Supplied material:

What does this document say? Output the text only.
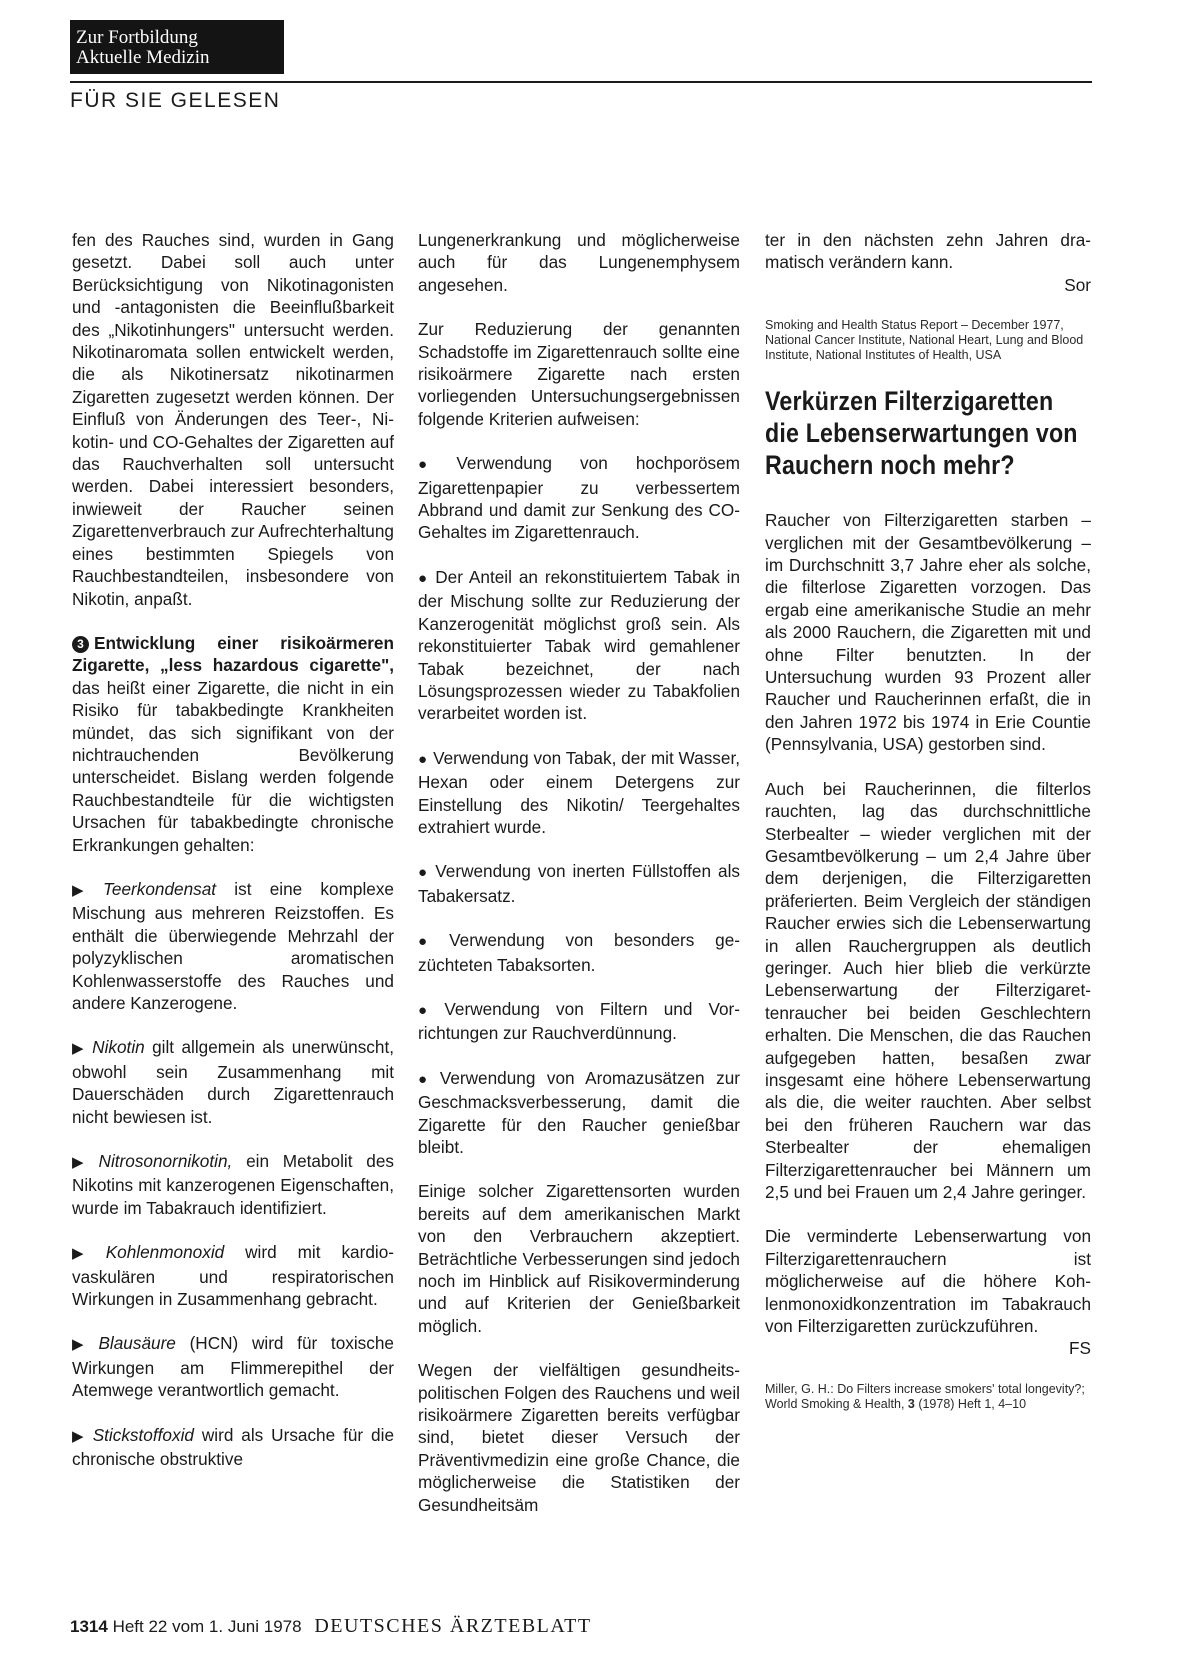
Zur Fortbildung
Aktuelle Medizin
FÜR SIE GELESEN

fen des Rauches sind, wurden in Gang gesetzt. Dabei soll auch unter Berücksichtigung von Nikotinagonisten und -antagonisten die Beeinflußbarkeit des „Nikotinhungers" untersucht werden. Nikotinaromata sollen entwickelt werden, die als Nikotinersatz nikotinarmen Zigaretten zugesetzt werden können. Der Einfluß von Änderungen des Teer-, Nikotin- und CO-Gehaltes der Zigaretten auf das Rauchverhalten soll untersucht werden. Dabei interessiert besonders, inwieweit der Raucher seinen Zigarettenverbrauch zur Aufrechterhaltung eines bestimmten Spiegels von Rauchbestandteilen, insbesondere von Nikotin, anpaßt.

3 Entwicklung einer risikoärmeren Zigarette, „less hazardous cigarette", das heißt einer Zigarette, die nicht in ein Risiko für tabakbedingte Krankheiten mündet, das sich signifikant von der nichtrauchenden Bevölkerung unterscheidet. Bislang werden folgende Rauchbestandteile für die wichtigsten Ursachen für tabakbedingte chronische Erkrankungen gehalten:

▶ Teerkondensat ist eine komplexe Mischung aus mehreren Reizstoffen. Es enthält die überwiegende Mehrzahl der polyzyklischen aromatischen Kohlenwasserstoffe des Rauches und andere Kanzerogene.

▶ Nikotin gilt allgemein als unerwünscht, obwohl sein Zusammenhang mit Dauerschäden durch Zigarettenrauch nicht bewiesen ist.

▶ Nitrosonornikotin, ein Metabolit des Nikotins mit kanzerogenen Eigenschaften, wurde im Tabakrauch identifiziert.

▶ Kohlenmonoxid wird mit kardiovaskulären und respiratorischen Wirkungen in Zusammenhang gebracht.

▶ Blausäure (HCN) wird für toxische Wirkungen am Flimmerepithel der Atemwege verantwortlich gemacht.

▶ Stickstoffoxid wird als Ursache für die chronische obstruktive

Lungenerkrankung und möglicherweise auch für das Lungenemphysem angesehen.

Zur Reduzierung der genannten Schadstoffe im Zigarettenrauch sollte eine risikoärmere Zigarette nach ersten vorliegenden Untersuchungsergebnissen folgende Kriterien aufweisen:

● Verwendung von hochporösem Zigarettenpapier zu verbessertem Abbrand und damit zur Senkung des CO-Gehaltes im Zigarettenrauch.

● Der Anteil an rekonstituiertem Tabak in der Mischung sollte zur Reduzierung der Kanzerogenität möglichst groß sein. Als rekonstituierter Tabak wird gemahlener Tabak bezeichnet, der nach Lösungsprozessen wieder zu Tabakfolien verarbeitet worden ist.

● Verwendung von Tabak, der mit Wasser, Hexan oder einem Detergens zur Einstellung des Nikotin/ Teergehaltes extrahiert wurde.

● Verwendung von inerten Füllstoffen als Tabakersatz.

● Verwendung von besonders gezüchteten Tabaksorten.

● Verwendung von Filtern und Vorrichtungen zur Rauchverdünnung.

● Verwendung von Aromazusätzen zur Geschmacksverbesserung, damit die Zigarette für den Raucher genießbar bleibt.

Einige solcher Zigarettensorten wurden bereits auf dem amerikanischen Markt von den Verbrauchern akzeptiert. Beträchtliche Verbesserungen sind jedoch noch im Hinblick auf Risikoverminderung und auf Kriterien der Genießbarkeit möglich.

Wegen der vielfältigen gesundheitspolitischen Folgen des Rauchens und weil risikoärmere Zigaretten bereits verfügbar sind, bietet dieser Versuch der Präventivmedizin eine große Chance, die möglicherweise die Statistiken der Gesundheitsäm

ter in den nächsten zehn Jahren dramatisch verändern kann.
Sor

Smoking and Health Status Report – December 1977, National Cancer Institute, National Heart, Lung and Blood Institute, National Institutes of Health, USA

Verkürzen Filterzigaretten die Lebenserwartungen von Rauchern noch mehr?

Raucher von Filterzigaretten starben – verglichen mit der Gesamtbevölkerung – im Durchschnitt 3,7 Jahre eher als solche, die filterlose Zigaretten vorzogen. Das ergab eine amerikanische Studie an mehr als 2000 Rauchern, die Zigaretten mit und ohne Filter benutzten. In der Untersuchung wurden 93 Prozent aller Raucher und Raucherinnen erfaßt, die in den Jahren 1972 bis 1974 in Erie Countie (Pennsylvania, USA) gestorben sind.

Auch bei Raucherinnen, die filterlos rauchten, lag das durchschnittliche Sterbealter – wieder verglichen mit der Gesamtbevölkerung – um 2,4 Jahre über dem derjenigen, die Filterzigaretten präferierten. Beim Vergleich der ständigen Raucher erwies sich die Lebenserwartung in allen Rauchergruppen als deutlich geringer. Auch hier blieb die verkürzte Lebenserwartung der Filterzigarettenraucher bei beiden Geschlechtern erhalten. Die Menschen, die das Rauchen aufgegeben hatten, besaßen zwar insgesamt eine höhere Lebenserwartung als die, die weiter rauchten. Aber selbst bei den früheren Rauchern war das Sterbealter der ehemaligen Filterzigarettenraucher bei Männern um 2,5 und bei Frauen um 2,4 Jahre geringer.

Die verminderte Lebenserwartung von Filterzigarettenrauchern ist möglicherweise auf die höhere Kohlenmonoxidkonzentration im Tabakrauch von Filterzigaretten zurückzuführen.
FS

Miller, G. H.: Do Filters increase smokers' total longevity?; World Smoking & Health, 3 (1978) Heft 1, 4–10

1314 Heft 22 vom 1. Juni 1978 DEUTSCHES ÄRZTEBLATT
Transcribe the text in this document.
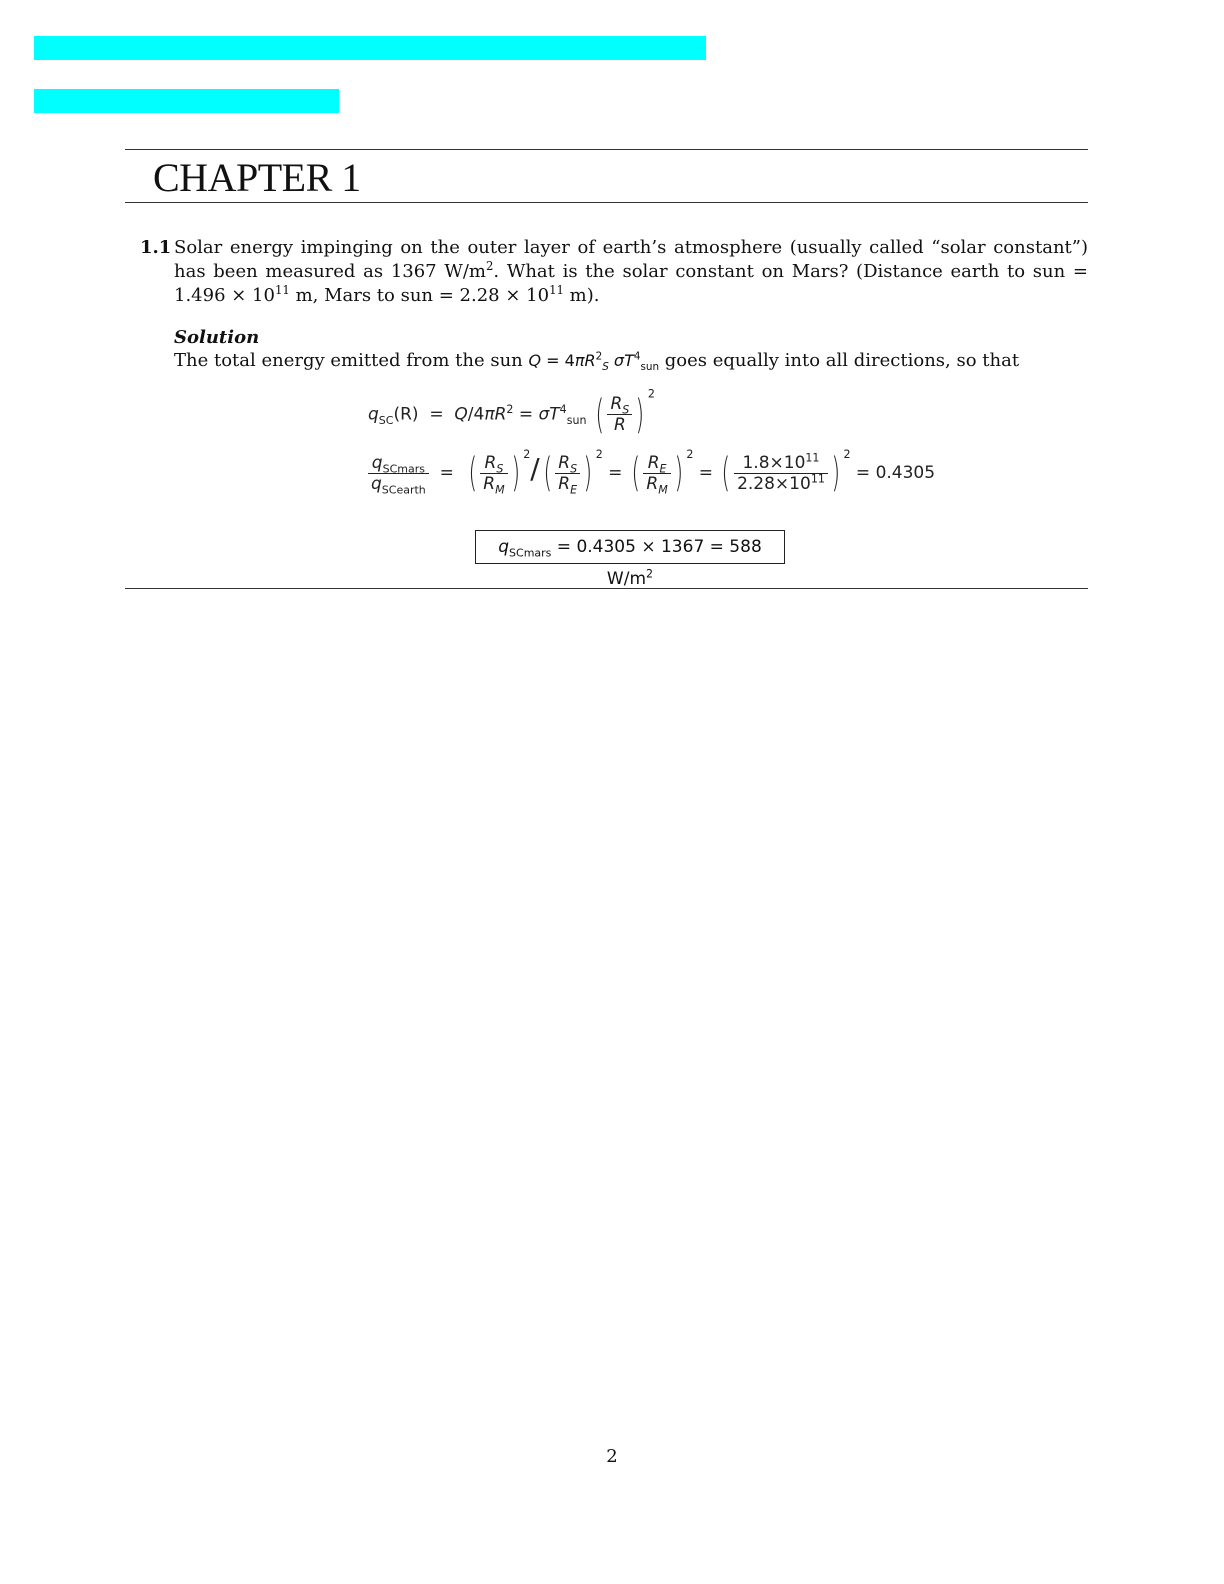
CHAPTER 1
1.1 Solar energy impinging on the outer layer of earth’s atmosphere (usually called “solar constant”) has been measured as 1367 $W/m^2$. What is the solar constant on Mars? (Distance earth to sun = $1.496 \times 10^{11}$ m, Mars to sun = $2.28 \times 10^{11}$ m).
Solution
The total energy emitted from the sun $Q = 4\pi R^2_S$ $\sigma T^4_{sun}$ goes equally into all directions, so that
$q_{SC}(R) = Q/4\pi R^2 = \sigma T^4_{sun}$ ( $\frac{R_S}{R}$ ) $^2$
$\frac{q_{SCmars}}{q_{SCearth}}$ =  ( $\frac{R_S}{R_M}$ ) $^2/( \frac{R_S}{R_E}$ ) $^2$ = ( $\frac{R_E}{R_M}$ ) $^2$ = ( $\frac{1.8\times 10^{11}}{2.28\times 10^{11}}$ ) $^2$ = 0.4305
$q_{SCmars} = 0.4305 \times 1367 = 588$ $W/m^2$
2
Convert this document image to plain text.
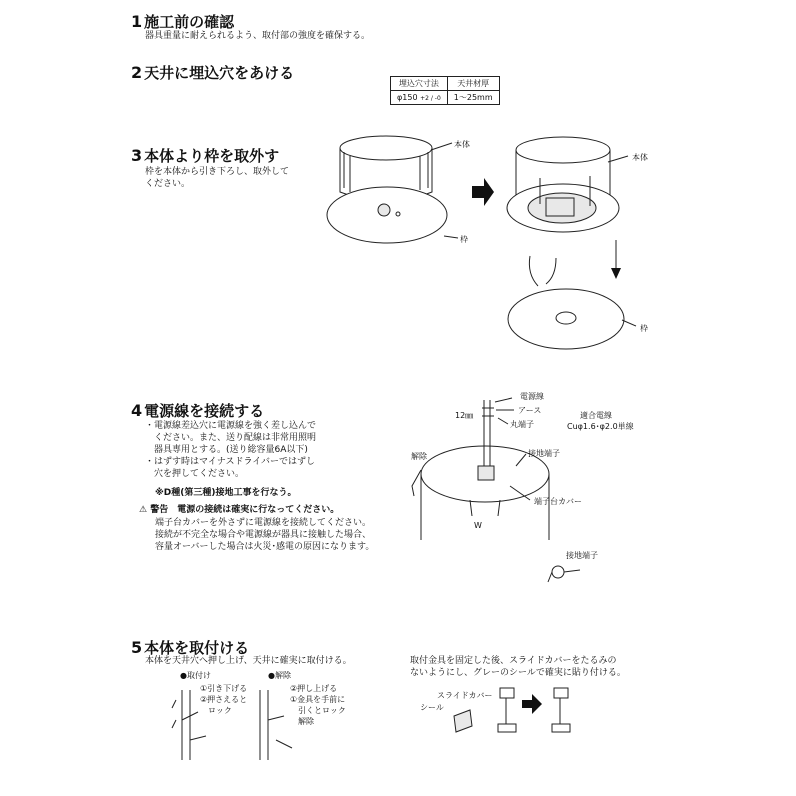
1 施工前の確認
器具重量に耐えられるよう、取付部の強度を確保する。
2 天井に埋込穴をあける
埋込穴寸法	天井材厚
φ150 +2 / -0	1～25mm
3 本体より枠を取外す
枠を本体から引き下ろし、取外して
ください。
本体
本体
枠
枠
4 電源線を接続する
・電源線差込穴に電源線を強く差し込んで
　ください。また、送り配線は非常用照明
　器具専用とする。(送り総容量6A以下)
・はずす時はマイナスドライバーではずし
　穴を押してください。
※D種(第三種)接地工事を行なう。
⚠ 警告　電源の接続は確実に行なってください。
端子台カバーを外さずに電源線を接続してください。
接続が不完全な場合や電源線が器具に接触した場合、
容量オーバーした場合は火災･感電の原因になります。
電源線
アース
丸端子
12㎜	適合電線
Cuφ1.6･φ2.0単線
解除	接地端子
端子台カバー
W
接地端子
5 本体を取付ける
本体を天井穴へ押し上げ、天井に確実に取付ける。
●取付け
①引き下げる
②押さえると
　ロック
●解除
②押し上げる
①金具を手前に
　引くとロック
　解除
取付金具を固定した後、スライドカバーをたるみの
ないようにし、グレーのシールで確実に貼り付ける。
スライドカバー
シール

Problem requirements:
List all lines from the entries that include the word "Mischung".

Output:
▶ Teerkondensat ist eine komplexe Mischung aus mehreren Reizstoffen. Es enthält die überwiegende Mehrzahl der polyzyklischen aromatischen Kohlenwasserstoffe des Rauches und andere Kanzerogene.
● Der Anteil an rekonstituiertem Tabak in der Mischung sollte zur Reduzierung der Kanzerogenität möglichst groß sein. Als rekonstituierter Tabak wird gemahlener Tabak bezeichnet, der nach Lösungsprozessen wieder zu Tabakfolien verarbeitet worden ist.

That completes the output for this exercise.